**TEXTE À LIRE:**
"""
Ces plaisirs doivent donc être regardés avec circonspection, ce que doit faire la raison du sage. Il ne cède à ses plaisirs que s’il est certain de ne pas créer ainsi de dépendance.
o
Les plaisirs non naturels non nécessaires
Ces plaisirs ne peuvent nous conduire à la félicité. Ils sont constitués par la recherche de la gloire, de la richesse, de jouissances contre nature.
Remarquons que la condamnation d’Epicure ne se fiat pas au nom d’un recours à un quelconque code éthique. Ces passions sont dangereuses car elles nous soumettent au risque du monde, elles nous plongent dans la contingence que nous ne pouvons dominer.
D’autre part, le débauché est toujours insatisfait : il se plaint de devoir mourir, mais, occupé qu’il était de jouir de tout, insatiable, il n’a jamais vraiment joui de ce qu’il avait. Il meurt donc malheureux, et responsable de son malheur.
On voit donc que la philosophie d’Epicure place en son centre la liberté et la raison humaine. Notre liberté est notre essence : se suffire à soi même et se contenter de peu est donc le gage de notre bonheur. C’est pourquoi la raison du sage le fait organiser son bonheur : le monde est contingence, c’est à dire que le nombre d’inconnues est trop vaste pour que nous puissions espérer le gérer. Il faut donc créer une parenthèse dans le monde, réduire autant que possible les inconnues à ce que nous pouvons maîtriser ; d’où le jardin du sage, lieu clos où il peut prétendre organiser son bonheur et celui de ses amis.
"""
**TÂCHES À RÉALISER:**
(1) Dans le texte sur Épicure, de quoi sont constitués les plaisirs non naturels non nécessaires ?
(2) Rédigez la suite du texte sur Épicure à partir de sa dernière phrase.

**DONNÉES:**
"""
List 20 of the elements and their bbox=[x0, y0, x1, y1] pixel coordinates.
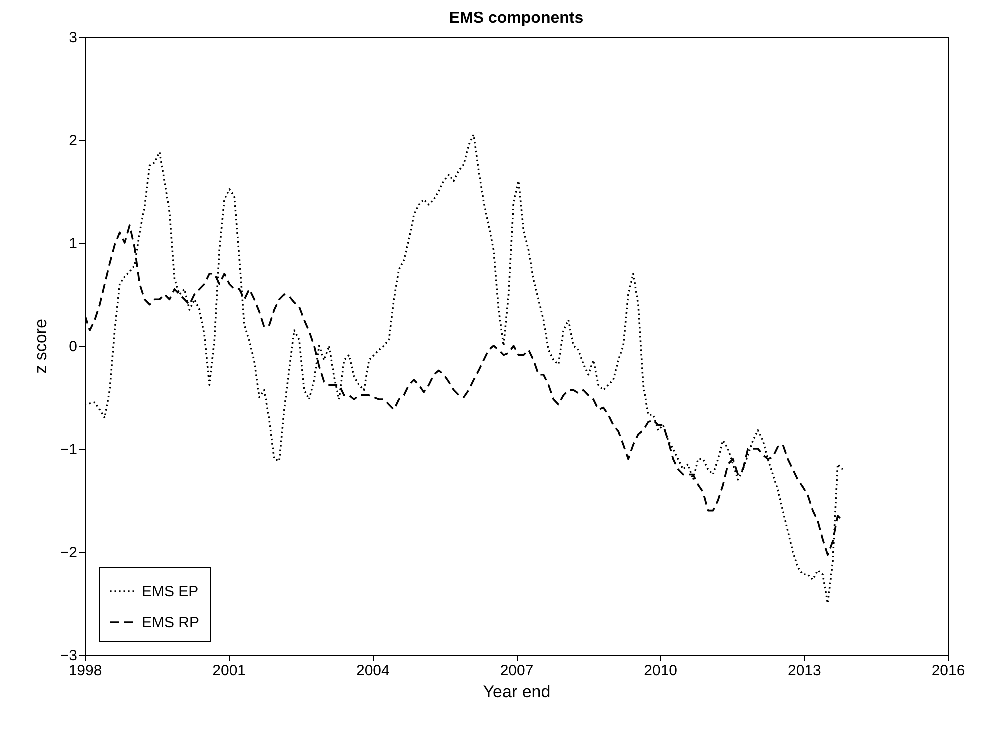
y-tick-label: 0 bbox=[69, 338, 78, 356]
x-tick-label: 2004 bbox=[356, 662, 390, 680]
legend-label: EMS RP bbox=[142, 614, 200, 632]
x-axis-title: Year end bbox=[483, 682, 551, 702]
y-tick-label: 2 bbox=[69, 132, 78, 150]
y-tick-label: −2 bbox=[60, 544, 78, 562]
x-tick-label: 2001 bbox=[212, 662, 246, 680]
y-tick-label: 1 bbox=[69, 236, 78, 252]
x-tick-label: 2007 bbox=[500, 662, 534, 680]
y-tick-label: −3 bbox=[60, 648, 78, 664]
x-tick-label: 2016 bbox=[932, 662, 966, 680]
x-tick-label: 1998 bbox=[68, 662, 102, 680]
x-tick-label: 2013 bbox=[788, 662, 822, 680]
chart-title: EMS components bbox=[449, 10, 584, 27]
y-tick-label: −1 bbox=[60, 442, 78, 458]
y-tick-label: 3 bbox=[69, 30, 78, 46]
line-series bbox=[85, 134, 844, 604]
legend-label: EMS EP bbox=[142, 584, 199, 600]
y-axis-title: z score bbox=[31, 319, 50, 374]
x-tick-label: 2010 bbox=[644, 662, 678, 680]
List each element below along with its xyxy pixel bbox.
"""
**EN RÉPONSE:**
(1) De la recherche de la gloire, de la richesse et de jouissances contre nature.

(2)
La préoccupation éthique, la recherche du bien, n’est donc pas distincte, pour Epicure de la recherche du bonheur. « Les hommes (peuples) n’ont pas d’histoire » a t-on pu dire. C’est aussi le cas du sage. Dans la félicité, il ne désirera pas autre chose que son bien, ne convoitera pas celui d’autrui, car il aura obtenu tout ce qui lui revient.
2.3.3 – Le bonheur des dieux
Mais quelle est donc la nature de son bonheur ? Epicure nous promet rien moins que de « vivre en mortel à l’égal des Dieux ». Si nous ne pouvons rivaliser avec eux sur le plan de l’éternité, nous pouvons les égaler sur celui du bonheur.
Le niveau suprême du bonheur, c’est l’ataraxie, l’absence de troubles de l’âme. Il faut entendre par là que le plaisir du sage n’est pas quantitatif, mais qualitatif. Si je suis dans les meilleures conditions pour accueillir le plaisir qui passe, je puis le faire durer toujours, en esprit. Je domine donc le caractère contingent du temps, en faisant pour moi de ce moment de bonheur passager un bonheur qui dure, capable de vaincre la souffrance.
Le jardin du sage ressemble aux intermondes des dieux.
3 – Quels sont les prolongements de la philosophie épicurienne dans
l’histoire de la philosophie ?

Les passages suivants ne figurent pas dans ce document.